Exercise description: Locate every line in the material below that has the word "Delcam". Copy each of those lines.

++++++++++

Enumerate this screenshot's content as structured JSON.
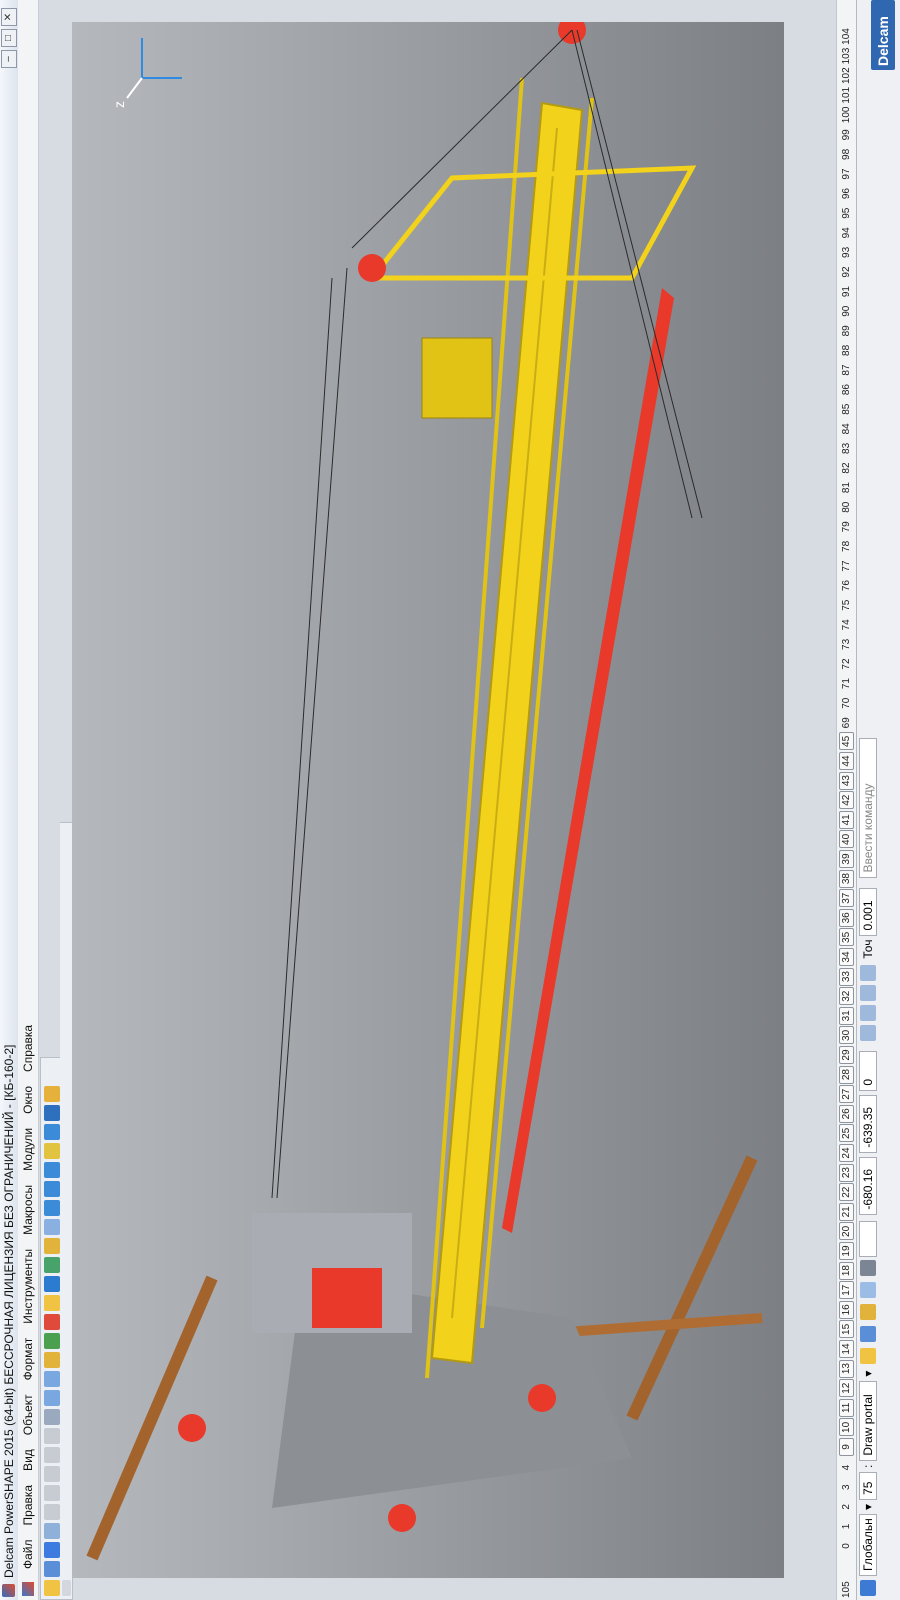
{
  "window": {
    "title": "Delcam PowerSHAPE 2015 (64-bit) БЕССРОЧНАЯ ЛИЦЕНЗИЯ БЕЗ ОГРАНИЧЕНИЙ - [КБ-160-2]",
    "min": "–",
    "max": "□",
    "close": "✕"
  },
  "menu": [
    "Файл",
    "Правка",
    "Вид",
    "Объект",
    "Формат",
    "Инструменты",
    "Макросы",
    "Модули",
    "Окно",
    "Справка"
  ],
  "viewport": {
    "axis_label": "z"
  },
  "ruler": {
    "start": "105",
    "levels": [
      "0",
      "1",
      "2",
      "3",
      "4",
      "9",
      "10",
      "11",
      "12",
      "13",
      "14",
      "15",
      "16",
      "17",
      "18",
      "19",
      "20",
      "21",
      "22",
      "23",
      "24",
      "25",
      "26",
      "27",
      "28",
      "29",
      "30",
      "31",
      "32",
      "33",
      "34",
      "35",
      "36",
      "37",
      "38",
      "39",
      "40",
      "41",
      "42",
      "43",
      "44",
      "45",
      "69",
      "70",
      "71",
      "72",
      "73",
      "74",
      "75",
      "76",
      "77",
      "78",
      "79",
      "80",
      "81",
      "82",
      "83",
      "84",
      "85",
      "86",
      "87",
      "88",
      "89",
      "90",
      "91",
      "92",
      "93",
      "94",
      "95",
      "96",
      "97",
      "98",
      "99",
      "100",
      "101",
      "102",
      "103",
      "104"
    ],
    "boxed_from": "9",
    "boxed_to": "45"
  },
  "status": {
    "workplane": "Глобальн",
    "level_number": "75",
    "level_name": "Draw portal",
    "x": "-680.16",
    "y": "-639.35",
    "z": "0",
    "tolerance_label": "Точ",
    "tolerance": "0.001",
    "command_placeholder": "Ввести команду",
    "brand": "Delcam"
  },
  "colors": {
    "crane_yellow": "#f2d21a",
    "crane_red": "#e8392b",
    "rail_brown": "#a2632c",
    "base_gray": "#8c8f94"
  }
}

++++++++++

The answer:
    "title": "Delcam PowerSHAPE 2015 (64-bit) БЕССРОЧНАЯ ЛИЦЕНЗИЯ БЕЗ ОГРАНИЧЕНИЙ - [КБ-160-2]",
    "brand": "Delcam"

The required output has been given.